=== PROBLEM DETAILS ===
Retype every entry word for word.

#### INPUT DATA

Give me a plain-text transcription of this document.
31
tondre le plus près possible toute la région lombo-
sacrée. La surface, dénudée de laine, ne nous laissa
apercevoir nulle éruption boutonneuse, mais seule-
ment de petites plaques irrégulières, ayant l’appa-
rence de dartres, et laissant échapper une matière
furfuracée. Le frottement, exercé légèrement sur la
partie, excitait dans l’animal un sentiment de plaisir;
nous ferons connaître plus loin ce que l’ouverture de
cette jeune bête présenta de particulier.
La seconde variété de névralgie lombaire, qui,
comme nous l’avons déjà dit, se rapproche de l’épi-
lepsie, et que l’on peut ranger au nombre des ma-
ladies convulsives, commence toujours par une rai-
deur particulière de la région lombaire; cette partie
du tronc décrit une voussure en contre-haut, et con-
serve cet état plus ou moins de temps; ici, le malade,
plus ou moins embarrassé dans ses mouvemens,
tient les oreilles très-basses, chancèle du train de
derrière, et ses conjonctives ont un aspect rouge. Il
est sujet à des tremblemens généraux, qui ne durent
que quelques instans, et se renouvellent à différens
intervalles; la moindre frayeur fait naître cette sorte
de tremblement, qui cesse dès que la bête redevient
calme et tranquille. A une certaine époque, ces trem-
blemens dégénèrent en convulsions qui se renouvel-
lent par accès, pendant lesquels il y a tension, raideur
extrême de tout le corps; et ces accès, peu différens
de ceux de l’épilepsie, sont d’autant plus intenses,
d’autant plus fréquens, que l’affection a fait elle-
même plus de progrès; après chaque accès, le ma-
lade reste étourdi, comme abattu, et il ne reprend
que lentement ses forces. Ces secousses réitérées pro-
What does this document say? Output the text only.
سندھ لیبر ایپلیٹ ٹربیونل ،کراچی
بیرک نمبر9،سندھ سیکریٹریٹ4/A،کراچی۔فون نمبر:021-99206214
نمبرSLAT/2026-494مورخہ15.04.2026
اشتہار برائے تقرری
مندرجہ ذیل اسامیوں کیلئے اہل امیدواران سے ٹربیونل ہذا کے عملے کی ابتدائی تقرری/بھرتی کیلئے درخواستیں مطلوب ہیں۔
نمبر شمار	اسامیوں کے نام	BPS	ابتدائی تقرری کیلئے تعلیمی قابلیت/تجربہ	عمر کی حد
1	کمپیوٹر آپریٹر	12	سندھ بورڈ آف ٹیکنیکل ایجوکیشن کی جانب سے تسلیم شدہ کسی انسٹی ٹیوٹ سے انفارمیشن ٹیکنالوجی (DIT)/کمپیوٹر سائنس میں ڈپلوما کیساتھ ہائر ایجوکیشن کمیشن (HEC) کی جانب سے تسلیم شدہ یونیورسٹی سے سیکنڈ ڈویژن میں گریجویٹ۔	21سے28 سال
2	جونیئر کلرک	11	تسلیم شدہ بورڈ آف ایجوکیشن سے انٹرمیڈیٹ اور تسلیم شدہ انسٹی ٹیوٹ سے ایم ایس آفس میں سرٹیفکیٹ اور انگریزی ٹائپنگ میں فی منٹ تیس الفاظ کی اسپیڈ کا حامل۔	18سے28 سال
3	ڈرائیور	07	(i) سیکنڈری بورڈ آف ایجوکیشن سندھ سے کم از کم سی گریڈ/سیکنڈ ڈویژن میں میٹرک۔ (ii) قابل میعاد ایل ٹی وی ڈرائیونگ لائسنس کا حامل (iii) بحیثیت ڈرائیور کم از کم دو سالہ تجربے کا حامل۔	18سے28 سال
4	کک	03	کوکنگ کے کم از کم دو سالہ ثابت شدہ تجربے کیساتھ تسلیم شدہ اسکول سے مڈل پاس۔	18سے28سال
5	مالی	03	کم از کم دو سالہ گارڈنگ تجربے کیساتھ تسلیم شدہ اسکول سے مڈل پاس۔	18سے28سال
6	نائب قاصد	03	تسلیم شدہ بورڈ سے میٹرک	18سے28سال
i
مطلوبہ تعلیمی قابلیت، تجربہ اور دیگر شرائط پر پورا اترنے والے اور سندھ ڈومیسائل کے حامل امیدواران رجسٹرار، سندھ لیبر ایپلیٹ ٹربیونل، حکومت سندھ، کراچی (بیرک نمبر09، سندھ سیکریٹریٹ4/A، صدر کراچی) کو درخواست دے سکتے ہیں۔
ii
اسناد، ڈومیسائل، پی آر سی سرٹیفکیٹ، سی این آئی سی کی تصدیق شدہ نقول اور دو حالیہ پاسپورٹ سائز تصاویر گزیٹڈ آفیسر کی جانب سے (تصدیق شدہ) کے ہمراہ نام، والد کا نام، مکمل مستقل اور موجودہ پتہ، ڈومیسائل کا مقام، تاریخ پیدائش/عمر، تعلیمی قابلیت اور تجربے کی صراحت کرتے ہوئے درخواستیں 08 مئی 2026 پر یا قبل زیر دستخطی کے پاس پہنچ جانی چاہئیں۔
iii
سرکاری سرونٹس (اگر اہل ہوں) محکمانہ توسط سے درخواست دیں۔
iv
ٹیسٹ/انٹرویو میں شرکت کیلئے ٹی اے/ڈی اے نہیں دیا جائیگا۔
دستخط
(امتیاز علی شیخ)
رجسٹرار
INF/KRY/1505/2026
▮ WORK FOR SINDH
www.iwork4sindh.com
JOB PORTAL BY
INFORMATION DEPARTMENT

########

=== THE COMPLETED TASK ===
Give me a plain-text transcription of this document.
31
tondre le plus près possible toute la région lombo-
sacrée. La surface, dénudée de laine, ne nous laissa
apercevoir nulle éruption boutonneuse, mais seule-
ment de petites plaques irrégulières, ayant l’appa-
rence de dartres, et laissant échapper une matière
furfuracée. Le frottement, exercé légèrement sur la
partie, excitait dans l’animal un sentiment de plaisir;
nous ferons connaître plus loin ce que l’ouverture de
cette jeune bête présenta de particulier.
La seconde variété de névralgie lombaire, qui,
comme nous l’avons déjà dit, se rapproche de l’épi-
lepsie, et que l’on peut ranger au nombre des ma-
ladies convulsives, commence toujours par une rai-
deur particulière de la région lombaire; cette partie
du tronc décrit une voussure en contre-haut, et con-
serve cet état plus ou moins de temps; ici, le malade,
plus ou moins embarrassé dans ses mouvemens,
tient les oreilles très-basses, chancèle du train de
derrière, et ses conjonctives ont un aspect rouge. Il
est sujet à des tremblemens généraux, qui ne durent
que quelques instans, et se renouvellent à différens
intervalles; la moindre frayeur fait naître cette sorte
de tremblement, qui cesse dès que la bête redevient
calme et tranquille. A une certaine époque, ces trem-
blemens dégénèrent en convulsions qui se renouvel-
lent par accès, pendant lesquels il y a tension, raideur
extrême de tout le corps; et ces accès, peu différens
de ceux de l’épilepsie, sont d’autant plus intenses,
d’autant plus fréquens, que l’affection a fait elle-
même plus de progrès; après chaque accès, le ma-
lade reste étourdi, comme abattu, et il ne reprend
que lentement ses forces. Ces secousses réitérées pro-
What does this document say? Output the text only.
سندھ لیبر ایپلیٹ ٹربیونل ،کراچی
بیرک نمبر9،سندھ سیکریٹریٹ4/A،کراچی۔فون نمبر:021-99206214
نمبرSLAT/2026-494مورخہ15.04.2026
اشتہار برائے تقرری
مندرجہ ذیل اسامیوں کیلئے اہل امیدواران سے ٹربیونل ہذا کے عملے کی ابتدائی تقرری/بھرتی کیلئے درخواستیں مطلوب ہیں۔
نمبر شمار	اسامیوں کے نام	BPS	ابتدائی تقرری کیلئے تعلیمی قابلیت/تجربہ	عمر کی حد
1	کمپیوٹر آپریٹر	12	سندھ بورڈ آف ٹیکنیکل ایجوکیشن کی جانب سے تسلیم شدہ کسی انسٹی ٹیوٹ سے انفارمیشن ٹیکنالوجی (DIT)/کمپیوٹر سائنس میں ڈپلوما کیساتھ ہائر ایجوکیشن کمیشن (HEC) کی جانب سے تسلیم شدہ یونیورسٹی سے سیکنڈ ڈویژن میں گریجویٹ۔	21سے28 سال
2	جونیئر کلرک	11	تسلیم شدہ بورڈ آف ایجوکیشن سے انٹرمیڈیٹ اور تسلیم شدہ انسٹی ٹیوٹ سے ایم ایس آفس میں سرٹیفکیٹ اور انگریزی ٹائپنگ میں فی منٹ تیس الفاظ کی اسپیڈ کا حامل۔	18سے28 سال
3	ڈرائیور	07	(i) سیکنڈری بورڈ آف ایجوکیشن سندھ سے کم از کم سی گریڈ/سیکنڈ ڈویژن میں میٹرک۔ (ii) قابل میعاد ایل ٹی وی ڈرائیونگ لائسنس کا حامل (iii) بحیثیت ڈرائیور کم از کم دو سالہ تجربے کا حامل۔	18سے28 سال
4	کک	03	کوکنگ کے کم از کم دو سالہ ثابت شدہ تجربے کیساتھ تسلیم شدہ اسکول سے مڈل پاس۔	18سے28سال
5	مالی	03	کم از کم دو سالہ گارڈنگ تجربے کیساتھ تسلیم شدہ اسکول سے مڈل پاس۔	18سے28سال
6	نائب قاصد	03	تسلیم شدہ بورڈ سے میٹرک	18سے28سال
i
مطلوبہ تعلیمی قابلیت، تجربہ اور دیگر شرائط پر پورا اترنے والے اور سندھ ڈومیسائل کے حامل امیدواران رجسٹرار، سندھ لیبر ایپلیٹ ٹربیونل، حکومت سندھ، کراچی (بیرک نمبر09، سندھ سیکریٹریٹ4/A، صدر کراچی) کو درخواست دے سکتے ہیں۔
ii
اسناد، ڈومیسائل، پی آر سی سرٹیفکیٹ، سی این آئی سی کی تصدیق شدہ نقول اور دو حالیہ پاسپورٹ سائز تصاویر گزیٹڈ آفیسر کی جانب سے (تصدیق شدہ) کے ہمراہ نام، والد کا نام، مکمل مستقل اور موجودہ پتہ، ڈومیسائل کا مقام، تاریخ پیدائش/عمر، تعلیمی قابلیت اور تجربے کی صراحت کرتے ہوئے درخواستیں 08 مئی 2026 پر یا قبل زیر دستخطی کے پاس پہنچ جانی چاہئیں۔
iii
سرکاری سرونٹس (اگر اہل ہوں) محکمانہ توسط سے درخواست دیں۔
iv
ٹیسٹ/انٹرویو میں شرکت کیلئے ٹی اے/ڈی اے نہیں دیا جائیگا۔
دستخط
(امتیاز علی شیخ)
رجسٹرار
INF/KRY/1505/2026
▮ WORK FOR SINDH
www.iwork4sindh.com
JOB PORTAL BY
INFORMATION DEPARTMENT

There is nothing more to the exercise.